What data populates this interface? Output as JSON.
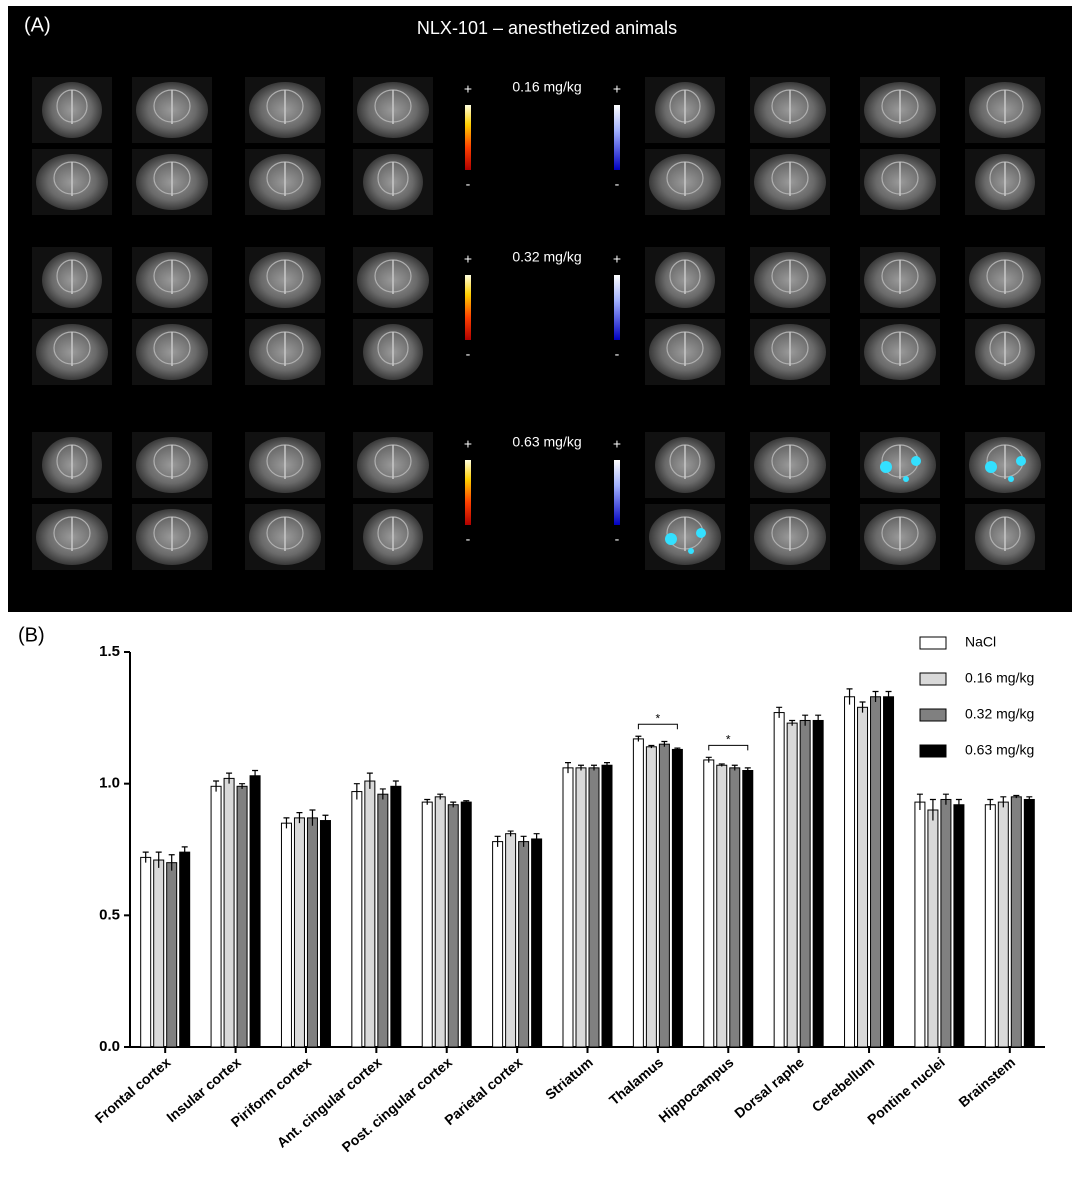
{
  "panel_a": {
    "label": "(A)",
    "title": "NLX-101 – anesthetized animals",
    "doses": [
      "0.16 mg/kg",
      "0.32 mg/kg",
      "0.63 mg/kg"
    ],
    "scale_plus": "+",
    "scale_minus": "-"
  },
  "chart_data": {
    "type": "bar",
    "panel_label": "(B)",
    "categories": [
      "Frontal cortex",
      "Insular cortex",
      "Piriform cortex",
      "Ant. cingular cortex",
      "Post. cingular cortex",
      "Parietal cortex",
      "Striatum",
      "Thalamus",
      "Hippocampus",
      "Dorsal raphe",
      "Cerebellum",
      "Pontine nuclei",
      "Brainstem"
    ],
    "series": [
      {
        "name": "NaCl",
        "color": "#ffffff",
        "values": [
          0.72,
          0.99,
          0.85,
          0.97,
          0.93,
          0.78,
          1.06,
          1.17,
          1.09,
          1.27,
          1.33,
          0.93,
          0.92
        ],
        "errors": [
          0.02,
          0.02,
          0.02,
          0.03,
          0.01,
          0.02,
          0.02,
          0.01,
          0.01,
          0.02,
          0.03,
          0.03,
          0.02
        ]
      },
      {
        "name": "0.16 mg/kg",
        "color": "#d9d9d9",
        "values": [
          0.71,
          1.02,
          0.87,
          1.01,
          0.95,
          0.81,
          1.06,
          1.14,
          1.07,
          1.23,
          1.29,
          0.9,
          0.93
        ],
        "errors": [
          0.03,
          0.02,
          0.02,
          0.03,
          0.01,
          0.01,
          0.01,
          0.005,
          0.005,
          0.01,
          0.02,
          0.04,
          0.02
        ]
      },
      {
        "name": "0.32 mg/kg",
        "color": "#808080",
        "values": [
          0.7,
          0.99,
          0.87,
          0.96,
          0.92,
          0.78,
          1.06,
          1.15,
          1.06,
          1.24,
          1.33,
          0.94,
          0.95
        ],
        "errors": [
          0.03,
          0.01,
          0.03,
          0.02,
          0.01,
          0.02,
          0.01,
          0.01,
          0.01,
          0.02,
          0.02,
          0.02,
          0.005
        ]
      },
      {
        "name": "0.63 mg/kg",
        "color": "#000000",
        "values": [
          0.74,
          1.03,
          0.86,
          0.99,
          0.93,
          0.79,
          1.07,
          1.13,
          1.05,
          1.24,
          1.33,
          0.92,
          0.94
        ],
        "errors": [
          0.02,
          0.02,
          0.02,
          0.02,
          0.005,
          0.02,
          0.01,
          0.005,
          0.01,
          0.02,
          0.02,
          0.02,
          0.01
        ]
      }
    ],
    "annotations": [
      "*",
      "*"
    ],
    "ylim": [
      0,
      1.5
    ],
    "yticks": [
      {
        "value": 0,
        "label": "0.0"
      },
      0.5,
      {
        "value": 1,
        "label": "1.0"
      },
      1.5
    ],
    "legend": "top-right"
  }
}
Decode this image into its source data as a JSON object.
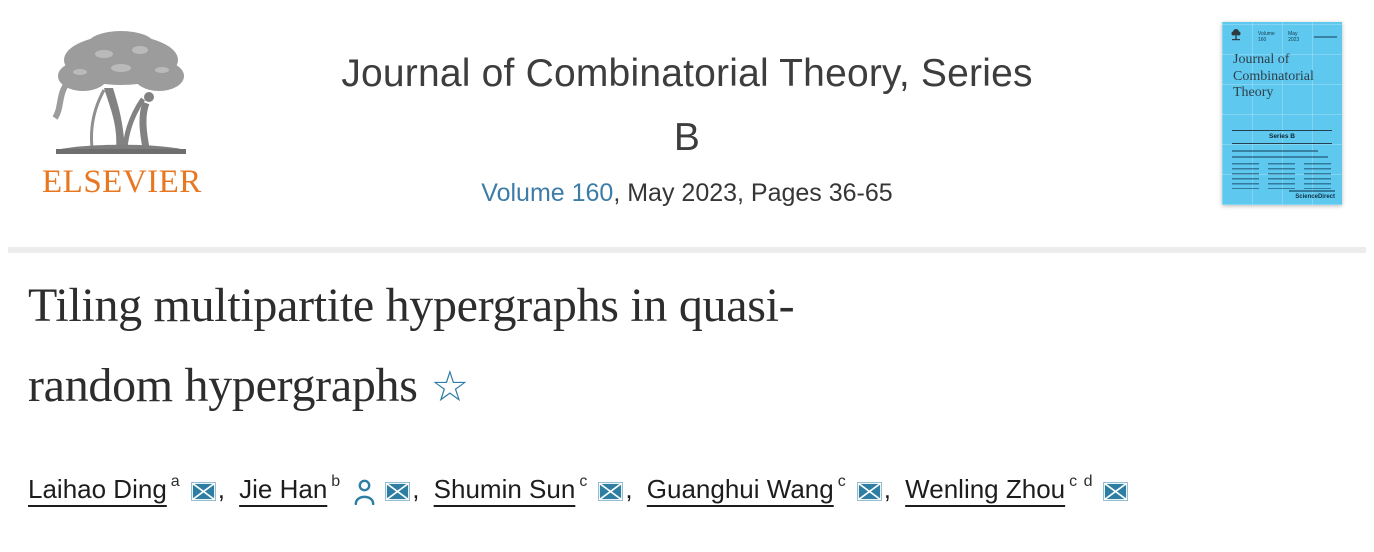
{
  "header": {
    "publisher": "ELSEVIER",
    "journal_title_line1": "Journal of Combinatorial Theory, Series",
    "journal_title_line2": "B",
    "volume_link": "Volume 160",
    "issue_info": ", May 2023, Pages 36-65"
  },
  "cover": {
    "top_left": "Volume 160",
    "top_mid": "May 2023",
    "title": "Journal of Combinatorial Theory",
    "series": "Series B",
    "brand": "ScienceDirect"
  },
  "article": {
    "full_title": "Tiling multipartite hypergraphs in quasi-random hypergraphs",
    "title_line1": "Tiling multipartite hypergraphs in quasi-",
    "title_line2": "random hypergraphs",
    "star_symbol": "☆"
  },
  "authors": {
    "separator": ", ",
    "list": [
      {
        "name": "Laihao Ding",
        "affiliation_sup": "a",
        "icons": [
          "email"
        ]
      },
      {
        "name": "Jie Han",
        "affiliation_sup": "b",
        "icons": [
          "profile",
          "email"
        ]
      },
      {
        "name": "Shumin Sun",
        "affiliation_sup": "c",
        "icons": [
          "email"
        ]
      },
      {
        "name": "Guanghui Wang",
        "affiliation_sup": "c",
        "icons": [
          "email"
        ]
      },
      {
        "name": "Wenling Zhou",
        "affiliation_sup": "c d",
        "icons": [
          "email"
        ]
      }
    ]
  },
  "colors": {
    "accent_orange": "#E87722",
    "link_blue": "#3E7CA8",
    "icon_teal": "#2E7EA3",
    "cover_blue": "#5EC8EF"
  }
}
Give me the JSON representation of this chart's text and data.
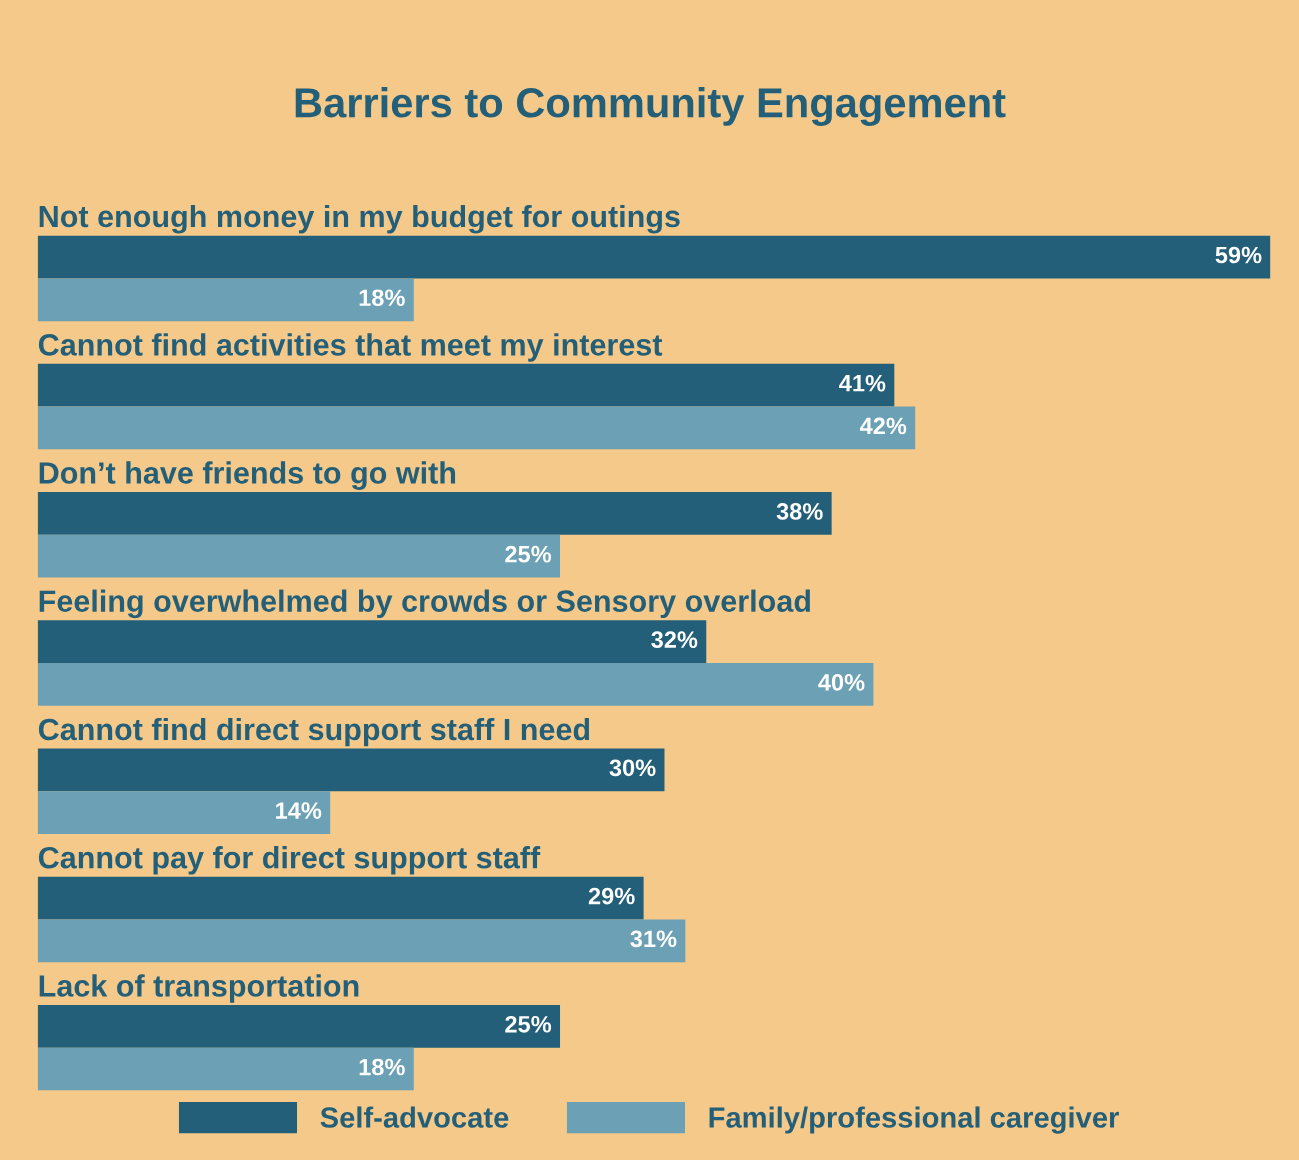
{
  "chart_data": {
    "type": "bar",
    "orientation": "horizontal",
    "title": "Barriers to Community Engagement",
    "categories": [
      "Not enough money in my budget for outings",
      "Cannot find activities that meet my interest",
      "Don’t have friends to go with",
      "Feeling overwhelmed by crowds or Sensory overload",
      "Cannot find direct support staff I need",
      "Cannot pay for direct support staff",
      "Lack of transportation"
    ],
    "series": [
      {
        "name": "Self-advocate",
        "color": "#235f78",
        "values": [
          59,
          41,
          38,
          32,
          30,
          29,
          25
        ],
        "value_labels": [
          "59%",
          "41%",
          "38%",
          "32%",
          "30%",
          "29%",
          "25%"
        ]
      },
      {
        "name": "Family/professional caregiver",
        "color": "#6ca0b4",
        "values": [
          18,
          42,
          25,
          40,
          14,
          31,
          18
        ],
        "value_labels": [
          "18%",
          "42%",
          "25%",
          "40%",
          "14%",
          "31%",
          "18%"
        ]
      }
    ],
    "xlim": [
      0,
      59
    ],
    "legend": "bottom"
  }
}
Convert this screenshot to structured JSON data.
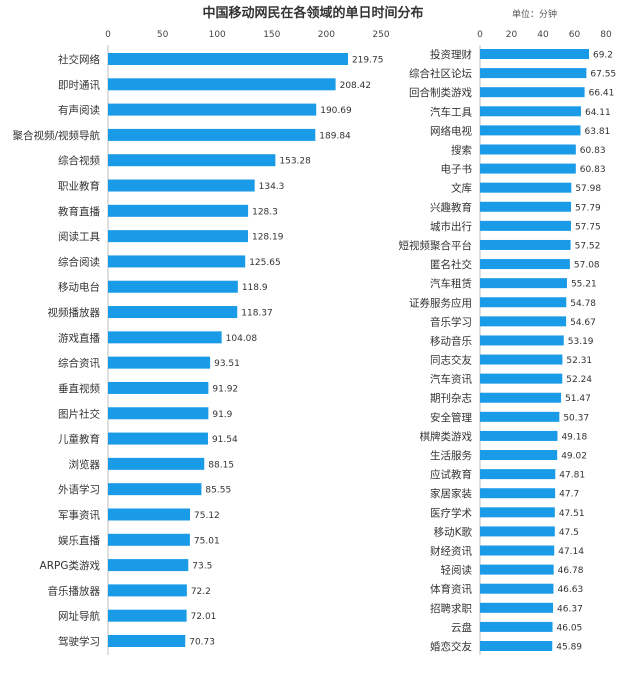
{
  "title": "中国移动网民在各领域的单日时间分布",
  "unit_label": "单位：分钟",
  "colors": {
    "bar": "#1a9be8",
    "axis": "#bfbfbf",
    "text": "#333333"
  },
  "chart_data": [
    {
      "type": "bar",
      "orientation": "horizontal",
      "xlim": [
        0,
        250
      ],
      "ticks": [
        0,
        50,
        100,
        150,
        200,
        250
      ],
      "categories": [
        "社交网络",
        "即时通讯",
        "有声阅读",
        "聚合视频/视频导航",
        "综合视频",
        "职业教育",
        "教育直播",
        "阅读工具",
        "综合阅读",
        "移动电台",
        "视频播放器",
        "游戏直播",
        "综合资讯",
        "垂直视频",
        "图片社交",
        "儿童教育",
        "浏览器",
        "外语学习",
        "军事资讯",
        "娱乐直播",
        "ARPG类游戏",
        "音乐播放器",
        "网址导航",
        "驾驶学习"
      ],
      "values": [
        219.75,
        208.42,
        190.69,
        189.84,
        153.28,
        134.3,
        128.3,
        128.19,
        125.65,
        118.9,
        118.37,
        104.08,
        93.51,
        91.92,
        91.9,
        91.54,
        88.15,
        85.55,
        75.12,
        75.01,
        73.5,
        72.2,
        72.01,
        70.73
      ]
    },
    {
      "type": "bar",
      "orientation": "horizontal",
      "xlim": [
        0,
        80
      ],
      "ticks": [
        0,
        20,
        40,
        60,
        80
      ],
      "categories": [
        "投资理财",
        "综合社区论坛",
        "回合制类游戏",
        "汽车工具",
        "网络电视",
        "搜索",
        "电子书",
        "文库",
        "兴趣教育",
        "城市出行",
        "短视频聚合平台",
        "匿名社交",
        "汽车租赁",
        "证券服务应用",
        "音乐学习",
        "移动音乐",
        "同志交友",
        "汽车资讯",
        "期刊杂志",
        "安全管理",
        "棋牌类游戏",
        "生活服务",
        "应试教育",
        "家居家装",
        "医疗学术",
        "移动K歌",
        "财经资讯",
        "轻阅读",
        "体育资讯",
        "招聘求职",
        "云盘",
        "婚恋交友"
      ],
      "values": [
        69.2,
        67.55,
        66.41,
        64.11,
        63.81,
        60.83,
        60.83,
        57.98,
        57.79,
        57.75,
        57.52,
        57.08,
        55.21,
        54.78,
        54.67,
        53.19,
        52.31,
        52.24,
        51.47,
        50.37,
        49.18,
        49.02,
        47.81,
        47.7,
        47.51,
        47.5,
        47.14,
        46.78,
        46.63,
        46.37,
        46.05,
        45.89
      ]
    }
  ]
}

-*-*-

*WRITTEN PROBLEM*:
Copy every line above that includes the string "name".

*SOLUTION*:
        "name": "NaCl",
        "name": "0.16 mg/kg",
        "name": "0.32 mg/kg",
        "name": "0.63 mg/kg",
        "name": "Laihao Ding",
        "name": "Jie Han",
        "name": "Shumin Sun",
        "name": "Guanghui Wang",
        "name": "Wenling Zhou",
        "name": "Self-advocate",
        "name": "Family/professional caregiver",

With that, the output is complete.